Work to do> Each line that includes the word "Caston" counts once; give the total and nothing more.

Records to process>
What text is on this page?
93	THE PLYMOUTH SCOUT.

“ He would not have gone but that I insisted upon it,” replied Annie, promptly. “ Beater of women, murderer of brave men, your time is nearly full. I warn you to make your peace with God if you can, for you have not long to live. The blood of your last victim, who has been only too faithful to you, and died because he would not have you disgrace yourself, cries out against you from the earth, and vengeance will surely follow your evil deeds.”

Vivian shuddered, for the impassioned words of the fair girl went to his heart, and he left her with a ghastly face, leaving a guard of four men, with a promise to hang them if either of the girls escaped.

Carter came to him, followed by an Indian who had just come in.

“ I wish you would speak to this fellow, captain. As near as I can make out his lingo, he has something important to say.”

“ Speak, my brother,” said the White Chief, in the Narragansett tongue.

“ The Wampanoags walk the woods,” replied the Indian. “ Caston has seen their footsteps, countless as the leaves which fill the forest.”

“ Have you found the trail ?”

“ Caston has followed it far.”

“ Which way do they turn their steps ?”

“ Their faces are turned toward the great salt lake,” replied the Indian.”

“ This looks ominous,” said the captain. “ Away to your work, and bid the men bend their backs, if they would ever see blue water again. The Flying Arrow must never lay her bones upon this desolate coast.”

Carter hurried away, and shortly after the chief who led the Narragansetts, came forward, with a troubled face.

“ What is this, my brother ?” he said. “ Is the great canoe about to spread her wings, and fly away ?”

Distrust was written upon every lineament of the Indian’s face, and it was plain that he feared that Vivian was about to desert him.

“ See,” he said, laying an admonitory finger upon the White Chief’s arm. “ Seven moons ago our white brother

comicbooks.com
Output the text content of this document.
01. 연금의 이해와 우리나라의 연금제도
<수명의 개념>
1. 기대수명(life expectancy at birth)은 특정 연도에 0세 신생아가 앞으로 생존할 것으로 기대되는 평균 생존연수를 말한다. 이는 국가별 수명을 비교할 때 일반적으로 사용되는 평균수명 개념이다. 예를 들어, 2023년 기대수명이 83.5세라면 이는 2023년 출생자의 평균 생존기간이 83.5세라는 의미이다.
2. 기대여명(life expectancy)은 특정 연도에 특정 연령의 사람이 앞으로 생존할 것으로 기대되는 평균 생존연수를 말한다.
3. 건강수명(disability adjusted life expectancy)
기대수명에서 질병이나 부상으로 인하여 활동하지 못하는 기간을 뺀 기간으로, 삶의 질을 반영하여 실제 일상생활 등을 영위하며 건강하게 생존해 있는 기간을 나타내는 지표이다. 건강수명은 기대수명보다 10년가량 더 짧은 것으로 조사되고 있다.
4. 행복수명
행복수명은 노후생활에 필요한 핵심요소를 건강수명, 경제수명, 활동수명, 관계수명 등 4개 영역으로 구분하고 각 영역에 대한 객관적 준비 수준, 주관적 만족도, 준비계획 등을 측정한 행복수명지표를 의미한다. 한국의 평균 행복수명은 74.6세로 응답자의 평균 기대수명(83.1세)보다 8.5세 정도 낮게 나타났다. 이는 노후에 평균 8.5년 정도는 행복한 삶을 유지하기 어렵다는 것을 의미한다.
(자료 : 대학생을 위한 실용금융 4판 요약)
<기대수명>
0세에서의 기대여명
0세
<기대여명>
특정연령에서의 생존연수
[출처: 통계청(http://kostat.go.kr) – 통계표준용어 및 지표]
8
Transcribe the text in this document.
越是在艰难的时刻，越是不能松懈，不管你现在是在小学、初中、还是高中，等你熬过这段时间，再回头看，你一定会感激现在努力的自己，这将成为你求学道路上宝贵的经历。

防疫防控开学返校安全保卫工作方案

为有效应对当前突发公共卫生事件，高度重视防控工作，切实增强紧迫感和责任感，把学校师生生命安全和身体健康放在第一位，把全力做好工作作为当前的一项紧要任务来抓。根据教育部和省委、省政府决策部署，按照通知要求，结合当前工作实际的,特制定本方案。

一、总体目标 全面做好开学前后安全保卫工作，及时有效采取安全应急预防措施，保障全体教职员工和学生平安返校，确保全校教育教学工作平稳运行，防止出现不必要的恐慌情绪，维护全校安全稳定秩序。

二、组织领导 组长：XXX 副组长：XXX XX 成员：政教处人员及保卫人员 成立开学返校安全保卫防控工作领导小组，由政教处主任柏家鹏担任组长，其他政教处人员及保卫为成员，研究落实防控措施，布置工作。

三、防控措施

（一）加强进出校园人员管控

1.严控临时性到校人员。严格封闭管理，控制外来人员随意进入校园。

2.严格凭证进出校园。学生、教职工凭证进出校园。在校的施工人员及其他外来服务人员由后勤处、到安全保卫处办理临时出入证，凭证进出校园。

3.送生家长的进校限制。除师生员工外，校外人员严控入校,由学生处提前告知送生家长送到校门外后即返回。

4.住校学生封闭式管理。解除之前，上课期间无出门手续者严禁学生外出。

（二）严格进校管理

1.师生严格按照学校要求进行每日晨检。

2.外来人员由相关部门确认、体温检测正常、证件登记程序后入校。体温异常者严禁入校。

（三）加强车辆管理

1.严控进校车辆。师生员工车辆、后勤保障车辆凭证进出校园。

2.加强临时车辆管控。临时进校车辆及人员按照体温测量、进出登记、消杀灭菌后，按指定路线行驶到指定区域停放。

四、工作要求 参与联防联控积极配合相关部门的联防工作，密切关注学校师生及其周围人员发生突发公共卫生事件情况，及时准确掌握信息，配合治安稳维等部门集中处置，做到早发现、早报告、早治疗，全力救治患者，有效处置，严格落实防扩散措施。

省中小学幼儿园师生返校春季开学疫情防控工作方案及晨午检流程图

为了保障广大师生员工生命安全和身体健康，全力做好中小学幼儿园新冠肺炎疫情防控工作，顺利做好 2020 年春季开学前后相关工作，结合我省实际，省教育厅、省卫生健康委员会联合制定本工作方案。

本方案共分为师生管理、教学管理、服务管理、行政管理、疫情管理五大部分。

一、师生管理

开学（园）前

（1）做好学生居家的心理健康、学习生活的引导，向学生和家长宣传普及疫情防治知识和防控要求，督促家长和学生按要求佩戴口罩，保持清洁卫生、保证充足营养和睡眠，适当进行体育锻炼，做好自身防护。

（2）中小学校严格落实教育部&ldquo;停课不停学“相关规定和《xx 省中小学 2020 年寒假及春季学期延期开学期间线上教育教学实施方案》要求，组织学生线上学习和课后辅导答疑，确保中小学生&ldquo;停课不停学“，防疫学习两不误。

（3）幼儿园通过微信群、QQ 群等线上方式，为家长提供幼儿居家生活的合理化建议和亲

Final result> 2